What you have to do: Repeat every line exactly, keeping the pictures out of the copy.

Data section:
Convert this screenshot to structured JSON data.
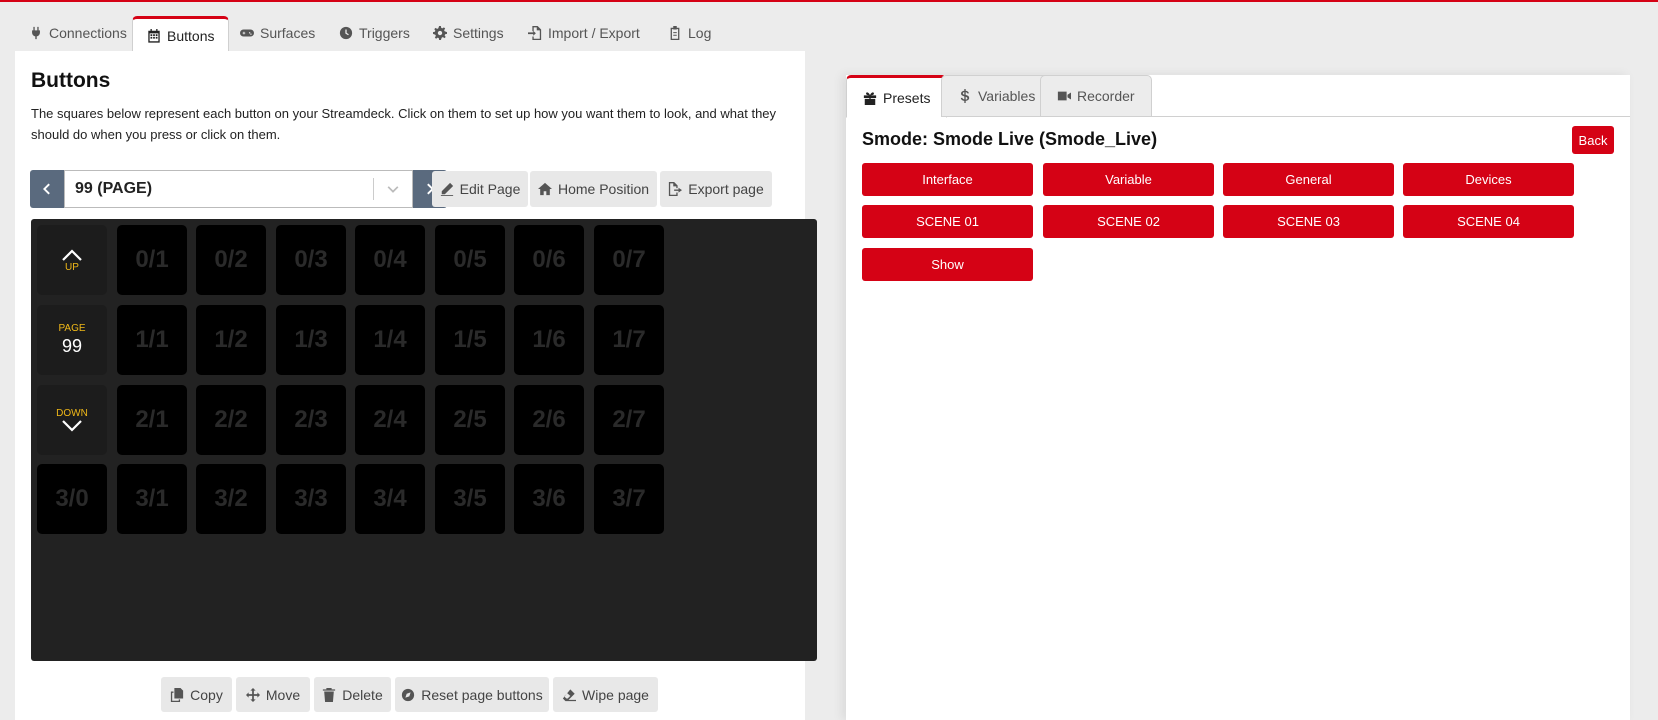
{
  "colors": {
    "accent": "#d50215",
    "grid_bg": "#222222",
    "button_bg": "#000000",
    "nav_label": "#f0b818"
  },
  "nav": {
    "tabs": [
      {
        "label": "Connections",
        "icon": "plug-icon"
      },
      {
        "label": "Buttons",
        "icon": "calendar-grid-icon"
      },
      {
        "label": "Surfaces",
        "icon": "gamepad-icon"
      },
      {
        "label": "Triggers",
        "icon": "clock-icon"
      },
      {
        "label": "Settings",
        "icon": "gear-icon"
      },
      {
        "label": "Import / Export",
        "icon": "file-import-icon"
      },
      {
        "label": "Log",
        "icon": "clipboard-icon"
      }
    ],
    "active": "Buttons"
  },
  "buttons_page": {
    "title": "Buttons",
    "description": "The squares below represent each button on your Streamdeck. Click on them to set up how you want them to look, and what they should do when you press or click on them.",
    "page_select_value": "99 (PAGE)",
    "edit_page": "Edit Page",
    "home_position": "Home Position",
    "export_page": "Export page"
  },
  "grid": {
    "nav_up_label": "UP",
    "nav_page_label": "PAGE",
    "nav_page_number": "99",
    "nav_down_label": "DOWN",
    "rows": [
      [
        "",
        "0/1",
        "0/2",
        "0/3",
        "0/4",
        "0/5",
        "0/6",
        "0/7"
      ],
      [
        "",
        "1/1",
        "1/2",
        "1/3",
        "1/4",
        "1/5",
        "1/6",
        "1/7"
      ],
      [
        "",
        "2/1",
        "2/2",
        "2/3",
        "2/4",
        "2/5",
        "2/6",
        "2/7"
      ],
      [
        "3/0",
        "3/1",
        "3/2",
        "3/3",
        "3/4",
        "3/5",
        "3/6",
        "3/7"
      ]
    ]
  },
  "bottom_actions": {
    "copy": "Copy",
    "move": "Move",
    "delete": "Delete",
    "reset": "Reset page buttons",
    "wipe": "Wipe page"
  },
  "right": {
    "tabs": [
      {
        "label": "Presets",
        "icon": "gift-icon"
      },
      {
        "label": "Variables",
        "icon": "dollar-icon"
      },
      {
        "label": "Recorder",
        "icon": "video-camera-icon"
      }
    ],
    "active_tab": "Presets",
    "preset_title": "Smode: Smode Live (Smode_Live)",
    "back_label": "Back",
    "preset_buttons": [
      "Interface",
      "Variable",
      "General",
      "Devices",
      "SCENE 01",
      "SCENE 02",
      "SCENE 03",
      "SCENE 04",
      "Show"
    ]
  }
}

Exercise answer:
Convert this screenshot to structured JSON data.
{
  "colors": {
    "accent": "#d50215",
    "grid_bg": "#222222",
    "button_bg": "#000000",
    "nav_label": "#f0b818"
  },
  "nav": {
    "tabs": [
      {
        "label": "Connections",
        "icon": "plug-icon"
      },
      {
        "label": "Buttons",
        "icon": "calendar-grid-icon"
      },
      {
        "label": "Surfaces",
        "icon": "gamepad-icon"
      },
      {
        "label": "Triggers",
        "icon": "clock-icon"
      },
      {
        "label": "Settings",
        "icon": "gear-icon"
      },
      {
        "label": "Import / Export",
        "icon": "file-import-icon"
      },
      {
        "label": "Log",
        "icon": "clipboard-icon"
      }
    ],
    "active": "Buttons"
  },
  "buttons_page": {
    "title": "Buttons",
    "description": "The squares below represent each button on your Streamdeck. Click on them to set up how you want them to look, and what they should do when you press or click on them.",
    "page_select_value": "99 (PAGE)",
    "edit_page": "Edit Page",
    "home_position": "Home Position",
    "export_page": "Export page"
  },
  "grid": {
    "nav_up_label": "UP",
    "nav_page_label": "PAGE",
    "nav_page_number": "99",
    "nav_down_label": "DOWN",
    "rows": [
      [
        "",
        "0/1",
        "0/2",
        "0/3",
        "0/4",
        "0/5",
        "0/6",
        "0/7"
      ],
      [
        "",
        "1/1",
        "1/2",
        "1/3",
        "1/4",
        "1/5",
        "1/6",
        "1/7"
      ],
      [
        "",
        "2/1",
        "2/2",
        "2/3",
        "2/4",
        "2/5",
        "2/6",
        "2/7"
      ],
      [
        "3/0",
        "3/1",
        "3/2",
        "3/3",
        "3/4",
        "3/5",
        "3/6",
        "3/7"
      ]
    ]
  },
  "bottom_actions": {
    "copy": "Copy",
    "move": "Move",
    "delete": "Delete",
    "reset": "Reset page buttons",
    "wipe": "Wipe page"
  },
  "right": {
    "tabs": [
      {
        "label": "Presets",
        "icon": "gift-icon"
      },
      {
        "label": "Variables",
        "icon": "dollar-icon"
      },
      {
        "label": "Recorder",
        "icon": "video-camera-icon"
      }
    ],
    "active_tab": "Presets",
    "preset_title": "Smode: Smode Live (Smode_Live)",
    "back_label": "Back",
    "preset_buttons": [
      "Interface",
      "Variable",
      "General",
      "Devices",
      "SCENE 01",
      "SCENE 02",
      "SCENE 03",
      "SCENE 04",
      "Show"
    ]
  }
}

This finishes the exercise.